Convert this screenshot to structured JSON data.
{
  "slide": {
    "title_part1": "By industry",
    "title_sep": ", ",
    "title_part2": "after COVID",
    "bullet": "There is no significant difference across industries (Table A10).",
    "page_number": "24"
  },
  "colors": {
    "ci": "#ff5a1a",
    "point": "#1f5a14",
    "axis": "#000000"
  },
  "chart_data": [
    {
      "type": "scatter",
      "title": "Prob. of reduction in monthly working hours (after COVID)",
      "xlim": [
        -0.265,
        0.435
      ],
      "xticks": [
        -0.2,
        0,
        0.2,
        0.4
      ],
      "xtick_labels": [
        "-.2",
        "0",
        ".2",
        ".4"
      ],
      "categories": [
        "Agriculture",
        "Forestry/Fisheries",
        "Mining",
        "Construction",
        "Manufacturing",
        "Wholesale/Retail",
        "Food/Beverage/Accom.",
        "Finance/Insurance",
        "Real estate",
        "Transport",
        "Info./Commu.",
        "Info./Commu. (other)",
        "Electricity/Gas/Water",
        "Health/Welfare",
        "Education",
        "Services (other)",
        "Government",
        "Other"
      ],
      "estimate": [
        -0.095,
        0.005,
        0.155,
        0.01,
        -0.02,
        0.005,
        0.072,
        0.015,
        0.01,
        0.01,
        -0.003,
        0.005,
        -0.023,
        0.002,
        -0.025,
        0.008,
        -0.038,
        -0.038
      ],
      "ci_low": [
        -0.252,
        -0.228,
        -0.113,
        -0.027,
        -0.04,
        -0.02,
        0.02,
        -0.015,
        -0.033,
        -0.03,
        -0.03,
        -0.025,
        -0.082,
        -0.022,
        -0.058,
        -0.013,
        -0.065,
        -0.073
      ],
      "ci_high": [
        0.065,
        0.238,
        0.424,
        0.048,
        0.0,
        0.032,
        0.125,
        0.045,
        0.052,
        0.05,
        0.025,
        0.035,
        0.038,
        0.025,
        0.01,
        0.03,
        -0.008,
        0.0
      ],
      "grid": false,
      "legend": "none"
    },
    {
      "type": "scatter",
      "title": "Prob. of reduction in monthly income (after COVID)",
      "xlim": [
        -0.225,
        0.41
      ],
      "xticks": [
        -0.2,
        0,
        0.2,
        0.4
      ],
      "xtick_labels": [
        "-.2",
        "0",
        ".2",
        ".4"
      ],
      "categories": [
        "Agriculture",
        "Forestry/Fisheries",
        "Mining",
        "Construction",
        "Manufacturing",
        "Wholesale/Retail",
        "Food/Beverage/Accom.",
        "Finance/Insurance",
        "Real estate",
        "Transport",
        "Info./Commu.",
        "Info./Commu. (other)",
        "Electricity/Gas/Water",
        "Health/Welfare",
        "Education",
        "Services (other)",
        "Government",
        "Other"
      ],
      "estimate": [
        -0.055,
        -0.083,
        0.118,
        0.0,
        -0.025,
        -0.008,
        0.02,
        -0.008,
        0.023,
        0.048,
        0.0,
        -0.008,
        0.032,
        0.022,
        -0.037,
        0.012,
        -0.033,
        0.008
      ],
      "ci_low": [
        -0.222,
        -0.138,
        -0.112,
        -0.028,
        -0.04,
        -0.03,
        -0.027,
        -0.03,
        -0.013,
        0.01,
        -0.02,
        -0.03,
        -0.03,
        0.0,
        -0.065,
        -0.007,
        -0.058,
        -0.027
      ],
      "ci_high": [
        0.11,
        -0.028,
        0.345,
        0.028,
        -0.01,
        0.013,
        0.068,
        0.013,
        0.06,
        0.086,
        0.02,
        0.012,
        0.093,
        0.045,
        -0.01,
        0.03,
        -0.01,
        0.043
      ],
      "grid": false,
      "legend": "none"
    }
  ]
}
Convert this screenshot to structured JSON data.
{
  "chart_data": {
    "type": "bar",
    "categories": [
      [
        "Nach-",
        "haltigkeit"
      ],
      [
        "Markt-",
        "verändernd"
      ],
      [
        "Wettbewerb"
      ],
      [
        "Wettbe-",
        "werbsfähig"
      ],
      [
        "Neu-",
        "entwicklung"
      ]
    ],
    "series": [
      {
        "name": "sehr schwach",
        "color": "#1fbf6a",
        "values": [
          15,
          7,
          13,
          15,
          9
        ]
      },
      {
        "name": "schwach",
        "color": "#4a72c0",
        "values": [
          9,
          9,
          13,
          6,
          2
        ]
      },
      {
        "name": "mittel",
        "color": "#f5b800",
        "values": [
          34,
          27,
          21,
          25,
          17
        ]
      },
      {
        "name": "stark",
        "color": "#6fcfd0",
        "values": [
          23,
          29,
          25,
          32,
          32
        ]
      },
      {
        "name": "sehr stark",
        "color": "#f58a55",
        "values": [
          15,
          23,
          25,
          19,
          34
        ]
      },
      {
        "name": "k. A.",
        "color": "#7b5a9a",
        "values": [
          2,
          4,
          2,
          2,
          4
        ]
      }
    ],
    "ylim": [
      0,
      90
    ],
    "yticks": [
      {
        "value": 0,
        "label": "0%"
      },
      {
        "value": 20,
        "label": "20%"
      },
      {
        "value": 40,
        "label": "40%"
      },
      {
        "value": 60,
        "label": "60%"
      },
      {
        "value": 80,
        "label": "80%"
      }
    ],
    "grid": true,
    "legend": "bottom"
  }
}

━━━━━━━━━━

◆ **Work to do**
Pull every line containing "Prob" from the material above.

◆ **Solved exercise**
      "title": "Prob. of reduction in monthly working hours (after COVID)",
      "title": "Prob. of reduction in monthly income (after COVID)",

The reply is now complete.